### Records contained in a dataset
** start **
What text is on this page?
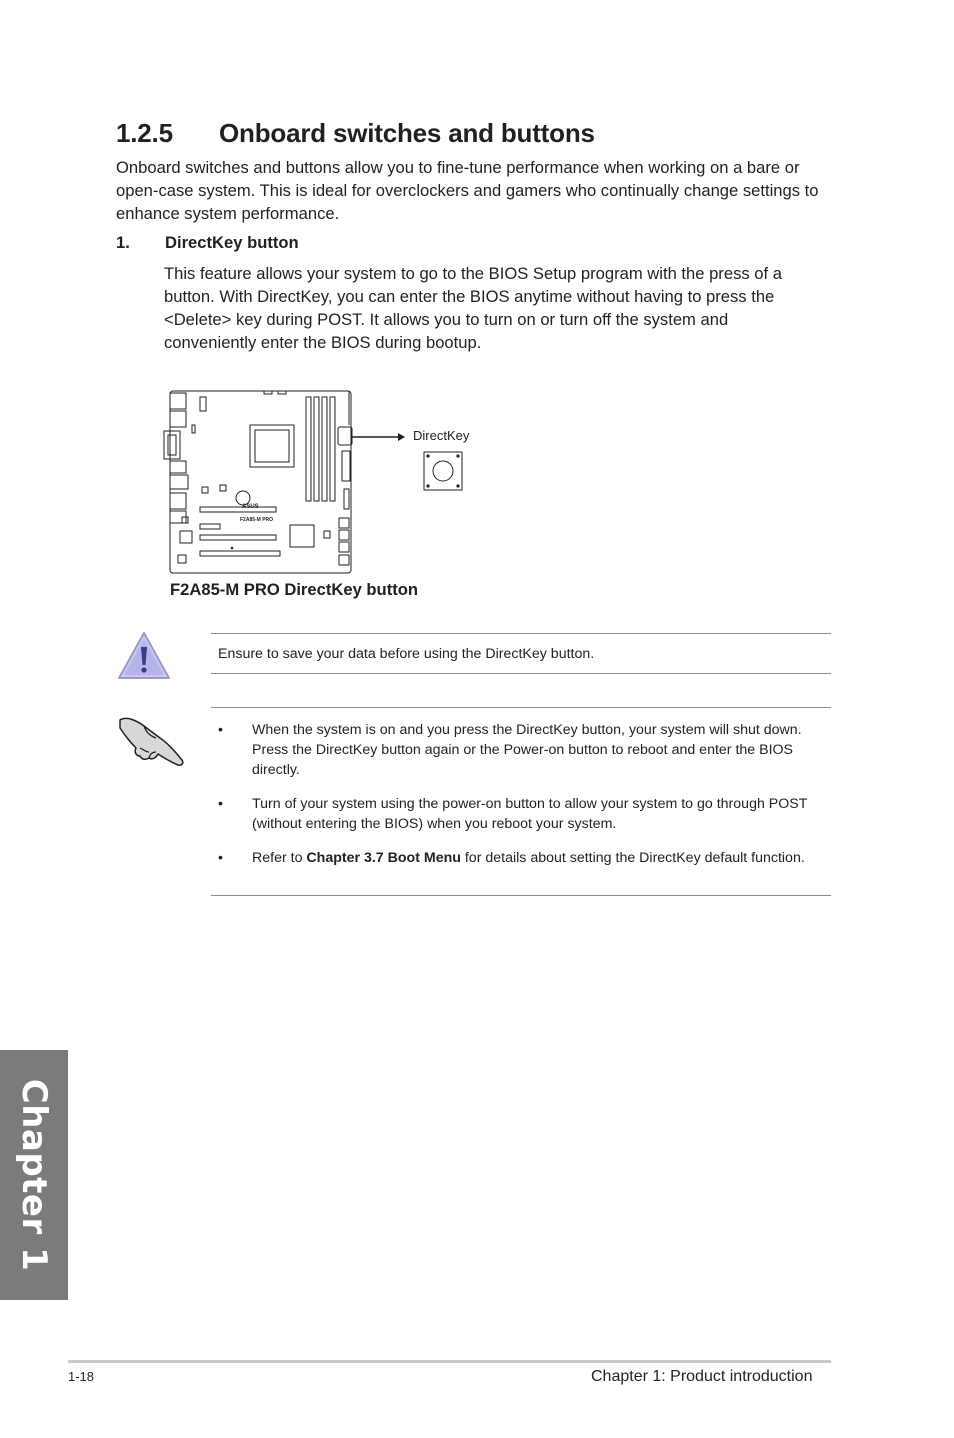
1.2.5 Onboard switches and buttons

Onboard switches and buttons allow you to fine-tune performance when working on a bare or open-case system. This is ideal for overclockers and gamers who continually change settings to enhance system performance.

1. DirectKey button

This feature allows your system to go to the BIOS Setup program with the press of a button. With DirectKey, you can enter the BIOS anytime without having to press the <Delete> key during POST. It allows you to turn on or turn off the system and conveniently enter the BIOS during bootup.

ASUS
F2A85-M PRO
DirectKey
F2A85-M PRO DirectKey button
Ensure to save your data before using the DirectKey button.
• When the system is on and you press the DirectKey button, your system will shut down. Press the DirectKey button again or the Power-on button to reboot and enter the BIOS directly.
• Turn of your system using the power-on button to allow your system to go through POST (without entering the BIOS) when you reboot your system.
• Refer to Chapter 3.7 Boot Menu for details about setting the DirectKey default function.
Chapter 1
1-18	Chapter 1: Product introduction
** end **
### What needs to be done
Copy out every line of the listing that includes the string "press".

### Problem solution
This feature allows your system to go to the BIOS Setup program with the press of a button. With DirectKey, you can enter the BIOS anytime without having to press the <Delete> key during POST. It allows you to turn on or turn off the system and conveniently enter the BIOS during bootup.
• When the system is on and you press the DirectKey button, your system will shut down. Press the DirectKey button again or the Power-on button to reboot and enter the BIOS directly.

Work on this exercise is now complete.